* **DIRECTIVE**: Do not include the pictures; repeat the rest of the data exactly.

* **SUPPLIED MATERIAL**:
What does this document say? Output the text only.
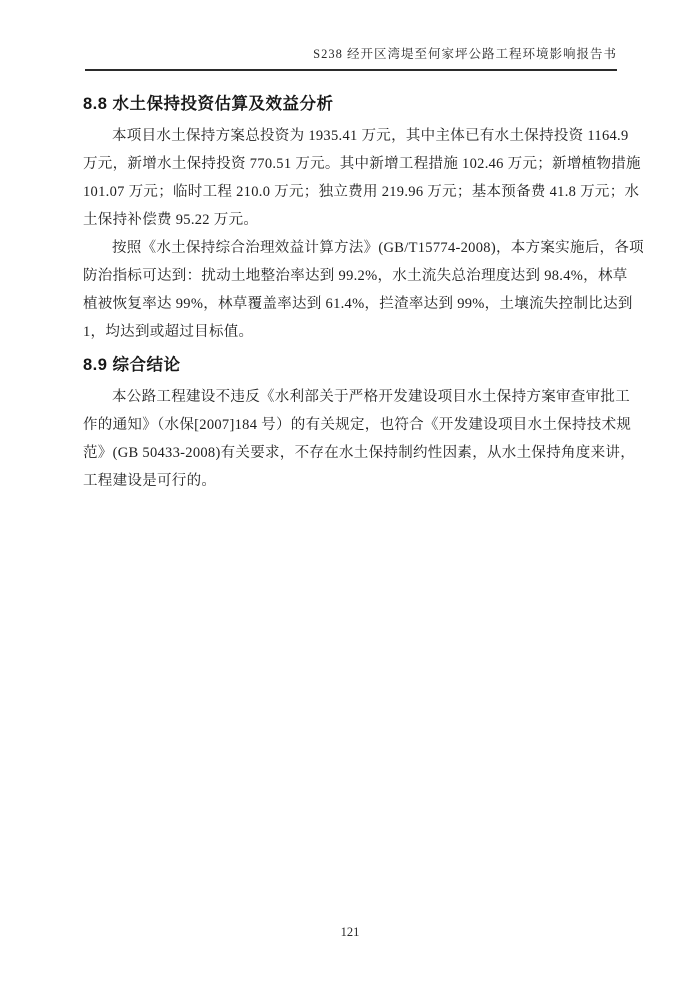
S238 经开区湾堤至何家坪公路工程环境影响报告书
8.8 水土保持投资估算及效益分析
本项目水土保持方案总投资为 1935.41 万元，其中主体已有水土保持投资 1164.9
万元，新增水土保持投资 770.51 万元。其中新增工程措施 102.46 万元；新增植物措施
101.07 万元；临时工程 210.0 万元；独立费用 219.96 万元；基本预备费 41.8 万元；水
土保持补偿费 95.22 万元。
按照《水土保持综合治理效益计算方法》(GB/T15774-2008)，本方案实施后，各项
防治指标可达到：扰动土地整治率达到 99.2%，水土流失总治理度达到 98.4%，林草
植被恢复率达 99%，林草覆盖率达到 61.4%，拦渣率达到 99%，土壤流失控制比达到
1，均达到或超过目标值。
8.9 综合结论
本公路工程建设不违反《水利部关于严格开发建设项目水土保持方案审查审批工
作的通知》（水保[2007]184 号）的有关规定，也符合《开发建设项目水土保持技术规
范》(GB 50433-2008)有关要求，不存在水土保持制约性因素，从水土保持角度来讲，
工程建设是可行的。
121
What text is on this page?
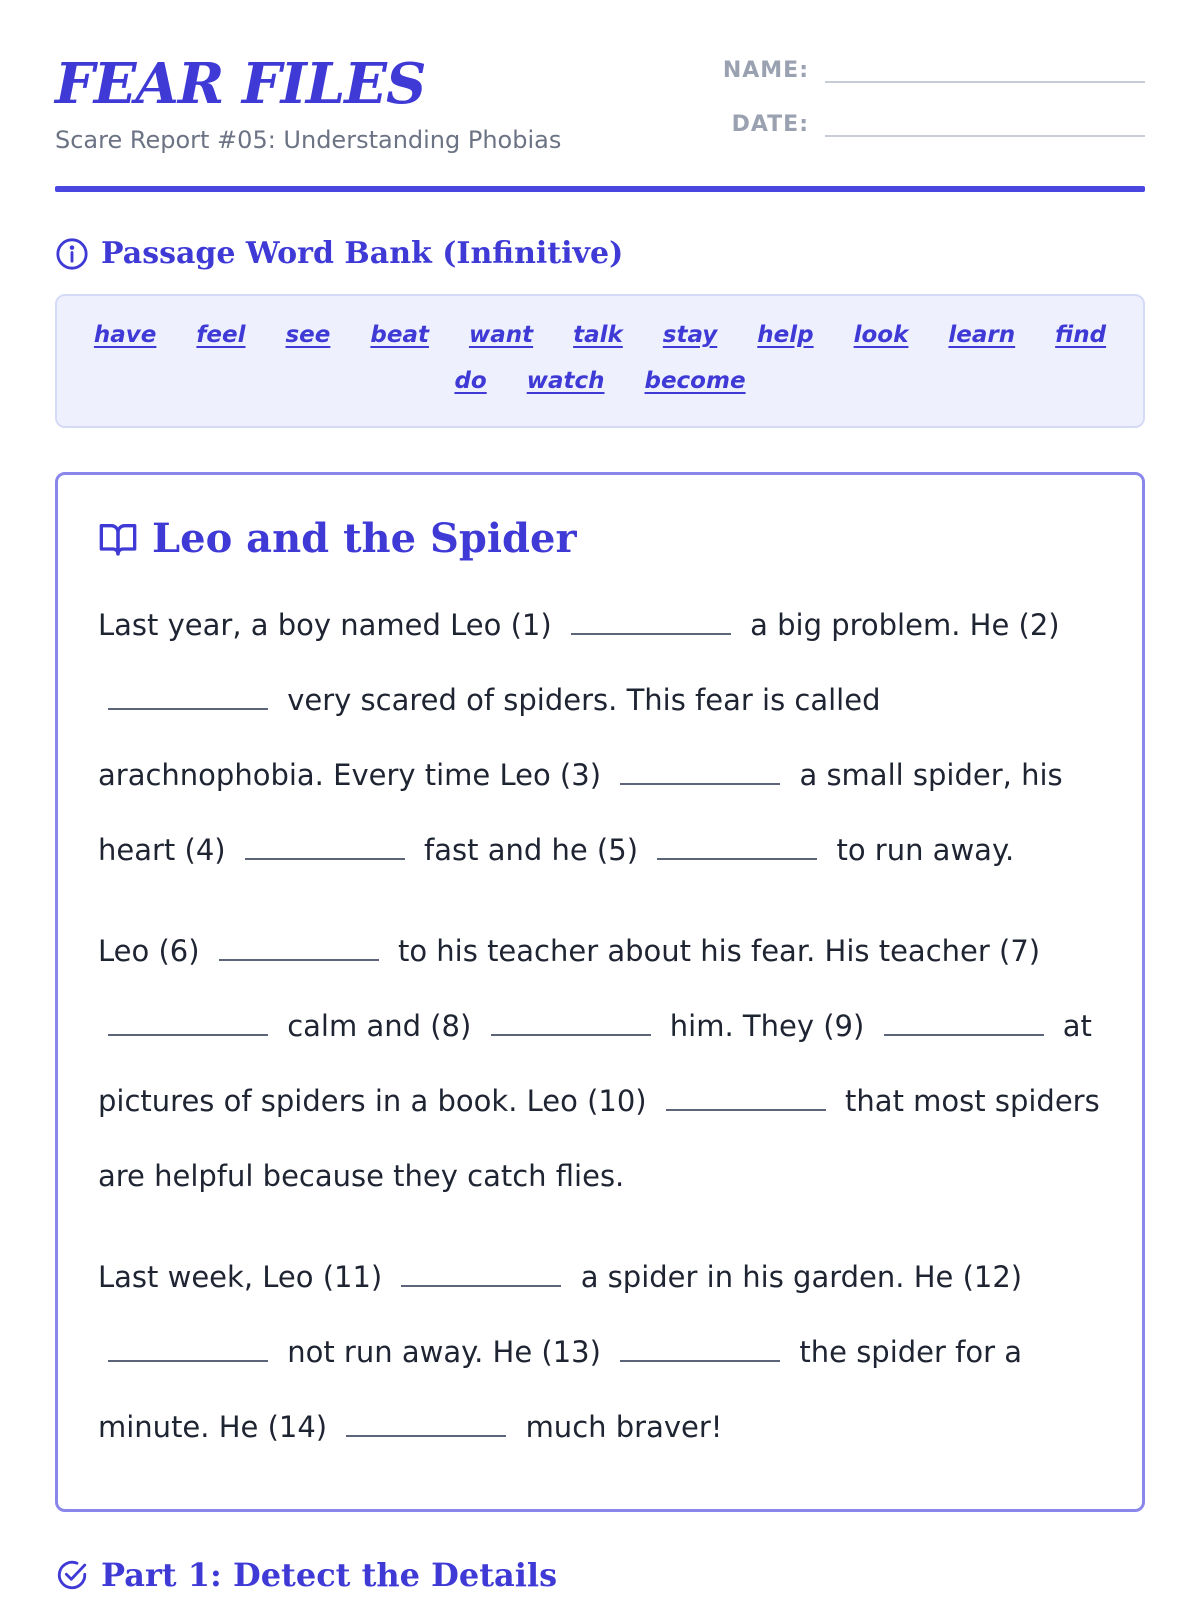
FEAR FILES

Scare Report #05: Understanding Phobias

NAME:
DATE:
Passage Word Bank (Infinitive)
have feel see beat want talk stay help look learn find
do watch become
Leo and the Spider

Last year, a boy named Leo (1)	a big problem. He (2)  very scared of spiders. This fear is called arachnophobia. Every time Leo (3)	a small spider, his heart (4)	fast and he (5)	to run away.

Leo (6)	to his teacher about his fear. His teacher (7)  calm and (8)	him. They (9)	at pictures of spiders in a book. Leo (10)	that most spiders are helpful because they catch flies.

Last week, Leo (11)	a spider in his garden. He (12)  not run away. He (13)	the spider for a minute. He (14)	much braver!

Part 1: Detect the Details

* **SOLUTION TO THIS TASK**:
What does this document say? Output the text only.
S238 经开区湾堤至何家坪公路工程环境影响报告书
8.8 水土保持投资估算及效益分析
本项目水土保持方案总投资为 1935.41 万元，其中主体已有水土保持投资 1164.9
万元，新增水土保持投资 770.51 万元。其中新增工程措施 102.46 万元；新增植物措施
101.07 万元；临时工程 210.0 万元；独立费用 219.96 万元；基本预备费 41.8 万元；水
土保持补偿费 95.22 万元。
按照《水土保持综合治理效益计算方法》(GB/T15774-2008)，本方案实施后，各项
防治指标可达到：扰动土地整治率达到 99.2%，水土流失总治理度达到 98.4%，林草
植被恢复率达 99%，林草覆盖率达到 61.4%，拦渣率达到 99%，土壤流失控制比达到
1，均达到或超过目标值。
8.9 综合结论
本公路工程建设不违反《水利部关于严格开发建设项目水土保持方案审查审批工
作的通知》（水保[2007]184 号）的有关规定，也符合《开发建设项目水土保持技术规
范》(GB 50433-2008)有关要求，不存在水土保持制约性因素，从水土保持角度来讲，
工程建设是可行的。
121
What text is on this page?
FEAR FILES

Scare Report #05: Understanding Phobias

NAME:
DATE:
Passage Word Bank (Infinitive)
have feel see beat want talk stay help look learn find
do watch become
Leo and the Spider

Last year, a boy named Leo (1)	a big problem. He (2)  very scared of spiders. This fear is called arachnophobia. Every time Leo (3)	a small spider, his heart (4)	fast and he (5)	to run away.

Leo (6)	to his teacher about his fear. His teacher (7)  calm and (8)	him. They (9)	at pictures of spiders in a book. Leo (10)	that most spiders are helpful because they catch flies.

Last week, Leo (11)	a spider in his garden. He (12)  not run away. He (13)	the spider for a minute. He (14)	much braver!

Part 1: Detect the Details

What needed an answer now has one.